- **What to produce**
Write out the entire listing below exactly, with the pictures left out.

- **Extracted entries**
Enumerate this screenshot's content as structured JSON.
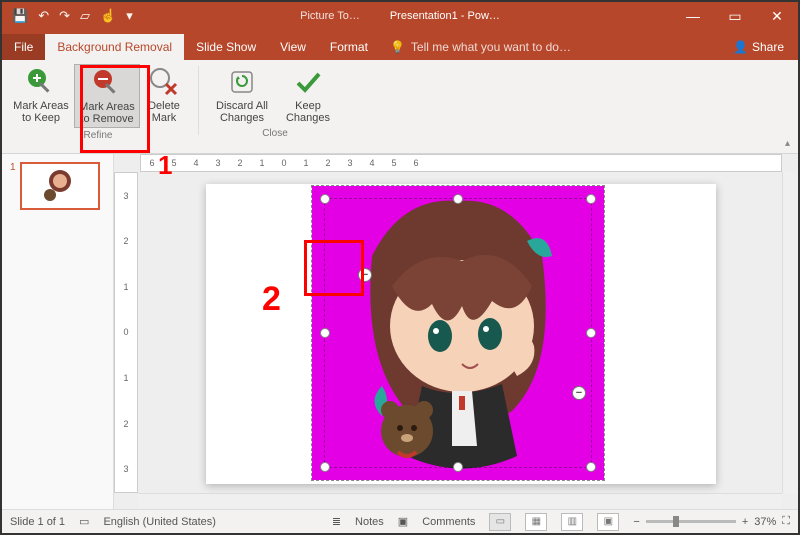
{
  "title": {
    "context": "Picture To…",
    "doc": "Presentation1 - Pow…"
  },
  "qat": {
    "save": "💾",
    "undo": "↶",
    "redo": "↷",
    "start": "▱",
    "touch": "☝",
    "dd1": "▾"
  },
  "window": {
    "min": "—",
    "max": "▭",
    "close": "✕"
  },
  "tabs": {
    "file": "File",
    "bgremoval": "Background Removal",
    "slideshow": "Slide Show",
    "view": "View",
    "format": "Format",
    "tell_icon": "💡",
    "tell": "Tell me what you want to do…",
    "share_icon": "👤",
    "share": "Share"
  },
  "ribbon": {
    "refine": {
      "label": "Refine",
      "keep": {
        "l1": "Mark Areas",
        "l2": "to Keep"
      },
      "remove": {
        "l1": "Mark Areas",
        "l2": "to Remove"
      },
      "delete": {
        "l1": "Delete",
        "l2": "Mark"
      }
    },
    "close": {
      "label": "Close",
      "discard": {
        "l1": "Discard All",
        "l2": "Changes"
      },
      "keepch": {
        "l1": "Keep",
        "l2": "Changes"
      }
    }
  },
  "ruler_h": [
    "6",
    "5",
    "4",
    "3",
    "2",
    "1",
    "0",
    "1",
    "2",
    "3",
    "4",
    "5",
    "6"
  ],
  "ruler_v": [
    "3",
    "2",
    "1",
    "0",
    "1",
    "2",
    "3"
  ],
  "annotations": {
    "one": "1",
    "two": "2"
  },
  "thumbs": {
    "n1": "1"
  },
  "status": {
    "slide": "Slide 1 of 1",
    "spell": "▭",
    "lang": "English (United States)",
    "notes_icon": "≣",
    "notes": "Notes",
    "comments_icon": "▣",
    "comments": "Comments",
    "zoom_out": "−",
    "zoom_in": "+",
    "zoom": "37%",
    "fit": "⛶"
  },
  "markers": {
    "minus": "−"
  }
}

- **Solution**
Enumerate this screenshot's content as structured JSON.
{
  "title": {
    "context": "Picture To…",
    "doc": "Presentation1 - Pow…"
  },
  "qat": {
    "save": "💾",
    "undo": "↶",
    "redo": "↷",
    "start": "▱",
    "touch": "☝",
    "dd1": "▾"
  },
  "window": {
    "min": "—",
    "max": "▭",
    "close": "✕"
  },
  "tabs": {
    "file": "File",
    "bgremoval": "Background Removal",
    "slideshow": "Slide Show",
    "view": "View",
    "format": "Format",
    "tell_icon": "💡",
    "tell": "Tell me what you want to do…",
    "share_icon": "👤",
    "share": "Share"
  },
  "ribbon": {
    "refine": {
      "label": "Refine",
      "keep": {
        "l1": "Mark Areas",
        "l2": "to Keep"
      },
      "remove": {
        "l1": "Mark Areas",
        "l2": "to Remove"
      },
      "delete": {
        "l1": "Delete",
        "l2": "Mark"
      }
    },
    "close": {
      "label": "Close",
      "discard": {
        "l1": "Discard All",
        "l2": "Changes"
      },
      "keepch": {
        "l1": "Keep",
        "l2": "Changes"
      }
    }
  },
  "ruler_h": [
    "6",
    "5",
    "4",
    "3",
    "2",
    "1",
    "0",
    "1",
    "2",
    "3",
    "4",
    "5",
    "6"
  ],
  "ruler_v": [
    "3",
    "2",
    "1",
    "0",
    "1",
    "2",
    "3"
  ],
  "annotations": {
    "one": "1",
    "two": "2"
  },
  "thumbs": {
    "n1": "1"
  },
  "status": {
    "slide": "Slide 1 of 1",
    "spell": "▭",
    "lang": "English (United States)",
    "notes_icon": "≣",
    "notes": "Notes",
    "comments_icon": "▣",
    "comments": "Comments",
    "zoom_out": "−",
    "zoom_in": "+",
    "zoom": "37%",
    "fit": "⛶"
  },
  "markers": {
    "minus": "−"
  }
}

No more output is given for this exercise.